◆ Source data ◆

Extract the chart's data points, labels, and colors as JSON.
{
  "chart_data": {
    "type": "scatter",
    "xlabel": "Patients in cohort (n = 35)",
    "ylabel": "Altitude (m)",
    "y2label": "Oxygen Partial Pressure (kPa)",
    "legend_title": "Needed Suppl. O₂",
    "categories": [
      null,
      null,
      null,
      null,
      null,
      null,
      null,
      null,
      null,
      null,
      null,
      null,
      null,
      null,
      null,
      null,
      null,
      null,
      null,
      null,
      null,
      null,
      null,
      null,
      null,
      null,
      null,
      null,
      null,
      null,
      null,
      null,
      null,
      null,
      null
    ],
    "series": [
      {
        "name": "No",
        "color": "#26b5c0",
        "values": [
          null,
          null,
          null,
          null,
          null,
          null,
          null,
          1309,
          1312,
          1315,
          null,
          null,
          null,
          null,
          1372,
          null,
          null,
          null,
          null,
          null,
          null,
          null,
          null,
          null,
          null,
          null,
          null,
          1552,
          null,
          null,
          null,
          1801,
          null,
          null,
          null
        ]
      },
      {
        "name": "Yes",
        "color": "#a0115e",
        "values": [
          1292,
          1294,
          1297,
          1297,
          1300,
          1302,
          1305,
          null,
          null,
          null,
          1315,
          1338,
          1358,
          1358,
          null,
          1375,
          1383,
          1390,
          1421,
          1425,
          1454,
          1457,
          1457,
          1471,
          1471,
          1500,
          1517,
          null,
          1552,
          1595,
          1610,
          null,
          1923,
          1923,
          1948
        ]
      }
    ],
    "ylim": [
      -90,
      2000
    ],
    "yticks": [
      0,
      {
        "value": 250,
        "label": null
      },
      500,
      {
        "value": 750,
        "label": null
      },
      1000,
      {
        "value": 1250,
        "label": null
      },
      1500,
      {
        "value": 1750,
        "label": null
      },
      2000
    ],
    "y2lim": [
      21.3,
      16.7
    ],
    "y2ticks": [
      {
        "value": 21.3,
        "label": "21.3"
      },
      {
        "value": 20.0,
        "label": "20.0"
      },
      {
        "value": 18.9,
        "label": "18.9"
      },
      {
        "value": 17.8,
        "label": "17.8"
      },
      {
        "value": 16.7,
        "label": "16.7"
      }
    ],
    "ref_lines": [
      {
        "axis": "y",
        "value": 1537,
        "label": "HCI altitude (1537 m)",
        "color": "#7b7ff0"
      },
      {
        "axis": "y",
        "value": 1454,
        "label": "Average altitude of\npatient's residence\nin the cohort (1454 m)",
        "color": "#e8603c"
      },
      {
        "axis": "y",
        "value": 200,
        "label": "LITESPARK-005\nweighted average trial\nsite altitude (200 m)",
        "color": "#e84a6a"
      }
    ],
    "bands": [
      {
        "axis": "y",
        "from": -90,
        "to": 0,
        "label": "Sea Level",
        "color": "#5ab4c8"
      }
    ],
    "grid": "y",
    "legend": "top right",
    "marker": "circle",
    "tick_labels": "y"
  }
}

◆ Work instruction ◆
Report every line from the material above that mentions the word "cohort".

◆ Exercise solution ◆
    "xlabel": "Patients in cohort (n = 35)",
        "label": "Average altitude of\npatient's residence\nin the cohort (1454 m)",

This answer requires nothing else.